What you will do - Your task is to restate the data word for word.

::::

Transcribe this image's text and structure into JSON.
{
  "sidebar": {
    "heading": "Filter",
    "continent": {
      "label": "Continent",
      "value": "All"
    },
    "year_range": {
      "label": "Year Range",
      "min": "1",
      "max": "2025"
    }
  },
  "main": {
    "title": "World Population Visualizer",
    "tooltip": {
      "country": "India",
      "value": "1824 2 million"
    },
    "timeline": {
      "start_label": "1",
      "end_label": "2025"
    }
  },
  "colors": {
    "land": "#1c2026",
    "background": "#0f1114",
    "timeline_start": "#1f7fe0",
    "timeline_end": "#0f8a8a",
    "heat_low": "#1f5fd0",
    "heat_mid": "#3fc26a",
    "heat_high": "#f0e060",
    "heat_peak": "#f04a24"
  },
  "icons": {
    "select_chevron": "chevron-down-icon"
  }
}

::::

Result below -
Transcribe this image's text and structure into JSON.
{
  "sidebar": {
    "heading": "Filter",
    "continent": {
      "label": "Continent",
      "value": "All"
    },
    "year_range": {
      "label": "Year Range",
      "min": "1",
      "max": "2025"
    }
  },
  "main": {
    "title": "World Population Visualizer",
    "tooltip": {
      "country": "India",
      "value": "1824 2 million"
    },
    "timeline": {
      "start_label": "1",
      "end_label": "2025"
    }
  },
  "colors": {
    "land": "#1c2026",
    "background": "#0f1114",
    "timeline_start": "#1f7fe0",
    "timeline_end": "#0f8a8a",
    "heat_low": "#1f5fd0",
    "heat_mid": "#3fc26a",
    "heat_high": "#f0e060",
    "heat_peak": "#f04a24"
  },
  "icons": {
    "select_chevron": "chevron-down-icon"
  }
}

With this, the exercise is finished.